**Material for the task**

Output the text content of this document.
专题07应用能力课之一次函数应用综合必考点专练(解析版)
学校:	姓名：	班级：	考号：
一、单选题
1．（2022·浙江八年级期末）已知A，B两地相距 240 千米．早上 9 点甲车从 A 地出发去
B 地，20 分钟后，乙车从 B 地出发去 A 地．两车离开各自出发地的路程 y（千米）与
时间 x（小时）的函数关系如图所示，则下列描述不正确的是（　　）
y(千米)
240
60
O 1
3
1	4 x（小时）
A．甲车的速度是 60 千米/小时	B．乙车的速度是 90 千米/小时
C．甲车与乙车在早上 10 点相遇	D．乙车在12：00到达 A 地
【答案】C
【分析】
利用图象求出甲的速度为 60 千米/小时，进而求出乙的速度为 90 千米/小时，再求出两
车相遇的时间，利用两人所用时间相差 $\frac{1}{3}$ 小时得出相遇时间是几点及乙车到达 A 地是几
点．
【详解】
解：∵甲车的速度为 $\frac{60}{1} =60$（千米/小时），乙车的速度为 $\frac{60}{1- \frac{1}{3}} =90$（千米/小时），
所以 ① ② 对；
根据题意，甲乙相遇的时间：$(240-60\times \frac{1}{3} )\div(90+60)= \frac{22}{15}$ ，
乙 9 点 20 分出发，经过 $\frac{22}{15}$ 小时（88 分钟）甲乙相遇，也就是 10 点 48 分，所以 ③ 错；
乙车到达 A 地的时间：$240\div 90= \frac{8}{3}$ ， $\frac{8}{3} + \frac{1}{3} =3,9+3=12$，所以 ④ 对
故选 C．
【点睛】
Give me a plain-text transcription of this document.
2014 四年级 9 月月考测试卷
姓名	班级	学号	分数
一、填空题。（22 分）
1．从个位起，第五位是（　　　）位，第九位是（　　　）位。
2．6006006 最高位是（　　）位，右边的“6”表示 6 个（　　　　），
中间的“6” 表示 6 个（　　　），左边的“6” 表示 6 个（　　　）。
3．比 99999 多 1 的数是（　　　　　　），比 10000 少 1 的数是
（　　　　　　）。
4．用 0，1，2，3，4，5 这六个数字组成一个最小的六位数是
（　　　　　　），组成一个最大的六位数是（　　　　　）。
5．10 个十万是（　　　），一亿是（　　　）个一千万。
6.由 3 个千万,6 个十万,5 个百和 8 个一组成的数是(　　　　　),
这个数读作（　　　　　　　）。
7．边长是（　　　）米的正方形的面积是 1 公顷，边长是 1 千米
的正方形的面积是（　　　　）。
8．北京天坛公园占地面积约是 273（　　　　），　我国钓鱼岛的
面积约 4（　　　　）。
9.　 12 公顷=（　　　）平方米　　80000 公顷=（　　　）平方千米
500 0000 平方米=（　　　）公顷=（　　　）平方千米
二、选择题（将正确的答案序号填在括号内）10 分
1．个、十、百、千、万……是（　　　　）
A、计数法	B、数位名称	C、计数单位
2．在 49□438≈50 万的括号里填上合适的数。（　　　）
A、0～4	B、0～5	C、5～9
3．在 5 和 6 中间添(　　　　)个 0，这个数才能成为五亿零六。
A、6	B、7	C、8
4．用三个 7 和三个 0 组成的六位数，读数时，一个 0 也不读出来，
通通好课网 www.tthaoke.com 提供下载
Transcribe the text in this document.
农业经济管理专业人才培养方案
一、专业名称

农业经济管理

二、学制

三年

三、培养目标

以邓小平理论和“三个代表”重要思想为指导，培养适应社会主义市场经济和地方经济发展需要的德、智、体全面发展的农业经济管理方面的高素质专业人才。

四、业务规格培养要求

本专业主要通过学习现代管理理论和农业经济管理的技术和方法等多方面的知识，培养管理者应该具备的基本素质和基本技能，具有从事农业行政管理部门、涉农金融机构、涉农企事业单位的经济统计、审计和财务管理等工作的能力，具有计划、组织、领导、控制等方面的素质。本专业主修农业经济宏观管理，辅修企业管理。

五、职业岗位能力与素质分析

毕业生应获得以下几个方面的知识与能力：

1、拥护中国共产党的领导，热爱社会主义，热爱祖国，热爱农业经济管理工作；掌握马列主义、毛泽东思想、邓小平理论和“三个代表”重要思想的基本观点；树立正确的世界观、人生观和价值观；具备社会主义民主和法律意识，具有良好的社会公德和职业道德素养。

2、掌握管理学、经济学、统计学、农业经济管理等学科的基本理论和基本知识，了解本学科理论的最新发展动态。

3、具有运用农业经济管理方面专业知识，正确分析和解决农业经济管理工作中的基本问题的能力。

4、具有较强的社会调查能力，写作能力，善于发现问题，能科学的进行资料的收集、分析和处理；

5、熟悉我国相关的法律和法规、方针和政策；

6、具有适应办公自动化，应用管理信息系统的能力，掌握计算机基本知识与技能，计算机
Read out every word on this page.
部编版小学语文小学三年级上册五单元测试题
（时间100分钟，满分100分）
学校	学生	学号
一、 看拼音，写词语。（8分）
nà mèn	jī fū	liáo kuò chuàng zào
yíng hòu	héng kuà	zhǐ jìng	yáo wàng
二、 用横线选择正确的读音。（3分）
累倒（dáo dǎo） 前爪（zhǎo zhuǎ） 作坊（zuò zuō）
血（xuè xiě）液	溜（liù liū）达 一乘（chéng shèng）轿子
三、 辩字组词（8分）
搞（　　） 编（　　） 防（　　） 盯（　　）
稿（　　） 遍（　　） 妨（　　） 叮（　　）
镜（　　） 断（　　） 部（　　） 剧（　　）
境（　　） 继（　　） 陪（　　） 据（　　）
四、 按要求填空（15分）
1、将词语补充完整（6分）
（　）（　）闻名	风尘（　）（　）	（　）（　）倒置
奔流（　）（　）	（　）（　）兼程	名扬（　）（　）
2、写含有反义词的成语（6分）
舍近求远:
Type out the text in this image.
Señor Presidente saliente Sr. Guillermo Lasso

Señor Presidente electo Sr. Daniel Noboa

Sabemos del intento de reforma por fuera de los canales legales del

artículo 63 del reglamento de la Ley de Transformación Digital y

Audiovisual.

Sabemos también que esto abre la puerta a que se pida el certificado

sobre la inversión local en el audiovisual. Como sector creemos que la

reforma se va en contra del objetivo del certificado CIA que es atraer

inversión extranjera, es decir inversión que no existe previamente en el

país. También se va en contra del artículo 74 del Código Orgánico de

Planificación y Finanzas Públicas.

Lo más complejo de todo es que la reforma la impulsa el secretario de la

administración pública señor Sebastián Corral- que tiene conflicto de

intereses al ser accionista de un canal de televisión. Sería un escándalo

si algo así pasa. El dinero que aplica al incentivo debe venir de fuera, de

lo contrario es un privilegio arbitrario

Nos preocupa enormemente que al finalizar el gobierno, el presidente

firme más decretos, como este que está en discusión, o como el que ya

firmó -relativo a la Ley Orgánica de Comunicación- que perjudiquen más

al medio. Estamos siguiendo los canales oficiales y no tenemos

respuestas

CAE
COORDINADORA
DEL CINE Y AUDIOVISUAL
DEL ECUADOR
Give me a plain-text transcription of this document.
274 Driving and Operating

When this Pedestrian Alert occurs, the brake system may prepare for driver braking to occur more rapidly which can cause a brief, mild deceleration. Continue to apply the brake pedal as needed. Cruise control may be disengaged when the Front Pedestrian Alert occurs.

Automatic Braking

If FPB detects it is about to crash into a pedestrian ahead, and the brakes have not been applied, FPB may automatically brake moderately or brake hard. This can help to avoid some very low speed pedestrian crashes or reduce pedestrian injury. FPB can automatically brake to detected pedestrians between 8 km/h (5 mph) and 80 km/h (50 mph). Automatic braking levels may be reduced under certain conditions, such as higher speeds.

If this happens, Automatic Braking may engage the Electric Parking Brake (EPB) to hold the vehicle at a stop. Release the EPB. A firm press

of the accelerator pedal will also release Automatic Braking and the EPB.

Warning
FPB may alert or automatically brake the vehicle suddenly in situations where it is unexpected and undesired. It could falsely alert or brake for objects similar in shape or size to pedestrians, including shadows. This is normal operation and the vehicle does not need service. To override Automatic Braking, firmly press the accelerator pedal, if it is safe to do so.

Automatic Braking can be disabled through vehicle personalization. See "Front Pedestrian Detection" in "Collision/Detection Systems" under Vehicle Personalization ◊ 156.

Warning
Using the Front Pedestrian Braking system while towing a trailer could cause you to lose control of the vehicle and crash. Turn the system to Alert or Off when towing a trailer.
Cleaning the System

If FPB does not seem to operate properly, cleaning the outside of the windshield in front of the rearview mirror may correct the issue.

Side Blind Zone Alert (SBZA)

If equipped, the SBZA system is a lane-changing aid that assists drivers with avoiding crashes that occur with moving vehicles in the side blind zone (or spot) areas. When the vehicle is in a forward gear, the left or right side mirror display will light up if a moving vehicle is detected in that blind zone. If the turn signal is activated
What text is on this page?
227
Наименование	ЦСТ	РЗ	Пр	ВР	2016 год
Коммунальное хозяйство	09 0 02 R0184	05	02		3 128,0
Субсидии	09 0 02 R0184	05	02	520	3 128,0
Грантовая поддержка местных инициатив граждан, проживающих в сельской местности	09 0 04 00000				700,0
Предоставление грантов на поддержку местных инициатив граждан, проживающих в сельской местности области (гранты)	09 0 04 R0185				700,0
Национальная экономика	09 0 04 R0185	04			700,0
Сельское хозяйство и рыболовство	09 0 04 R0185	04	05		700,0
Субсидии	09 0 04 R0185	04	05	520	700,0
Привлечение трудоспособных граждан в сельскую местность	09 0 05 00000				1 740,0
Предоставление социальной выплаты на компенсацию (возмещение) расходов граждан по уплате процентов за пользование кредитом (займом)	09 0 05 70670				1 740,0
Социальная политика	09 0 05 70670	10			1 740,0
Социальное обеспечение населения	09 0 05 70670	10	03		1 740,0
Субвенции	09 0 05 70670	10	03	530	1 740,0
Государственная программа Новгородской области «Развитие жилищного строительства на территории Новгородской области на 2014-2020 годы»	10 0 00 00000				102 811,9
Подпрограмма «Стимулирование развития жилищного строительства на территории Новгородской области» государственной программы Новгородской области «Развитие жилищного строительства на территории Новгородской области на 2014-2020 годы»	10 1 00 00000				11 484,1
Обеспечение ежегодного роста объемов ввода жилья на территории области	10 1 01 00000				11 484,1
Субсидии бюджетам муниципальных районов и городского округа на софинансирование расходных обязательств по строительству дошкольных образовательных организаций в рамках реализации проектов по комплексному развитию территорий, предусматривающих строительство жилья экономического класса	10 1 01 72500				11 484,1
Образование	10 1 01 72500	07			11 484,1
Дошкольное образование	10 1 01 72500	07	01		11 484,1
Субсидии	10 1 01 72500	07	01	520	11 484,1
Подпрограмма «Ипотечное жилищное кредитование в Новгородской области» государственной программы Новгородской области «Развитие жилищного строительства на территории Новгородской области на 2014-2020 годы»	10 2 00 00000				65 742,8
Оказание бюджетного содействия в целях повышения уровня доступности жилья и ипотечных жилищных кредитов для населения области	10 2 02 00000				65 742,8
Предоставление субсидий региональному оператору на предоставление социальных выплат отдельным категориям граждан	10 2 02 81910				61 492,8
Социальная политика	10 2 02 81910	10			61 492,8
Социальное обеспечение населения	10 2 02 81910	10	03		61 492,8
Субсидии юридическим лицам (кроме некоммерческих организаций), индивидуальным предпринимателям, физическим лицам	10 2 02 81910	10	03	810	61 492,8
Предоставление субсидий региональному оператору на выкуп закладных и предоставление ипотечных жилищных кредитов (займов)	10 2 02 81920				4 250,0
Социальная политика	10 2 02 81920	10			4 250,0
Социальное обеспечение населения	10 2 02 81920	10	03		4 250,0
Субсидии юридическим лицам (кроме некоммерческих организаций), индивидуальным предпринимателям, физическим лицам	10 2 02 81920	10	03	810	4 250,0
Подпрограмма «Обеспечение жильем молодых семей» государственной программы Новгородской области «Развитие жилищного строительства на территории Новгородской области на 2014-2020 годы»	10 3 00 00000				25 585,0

**Exercise description**
Each line in the listing above either holds the string "индивидуальным" or does not; state how many do, giving the number only.

**Response to this exercise**
2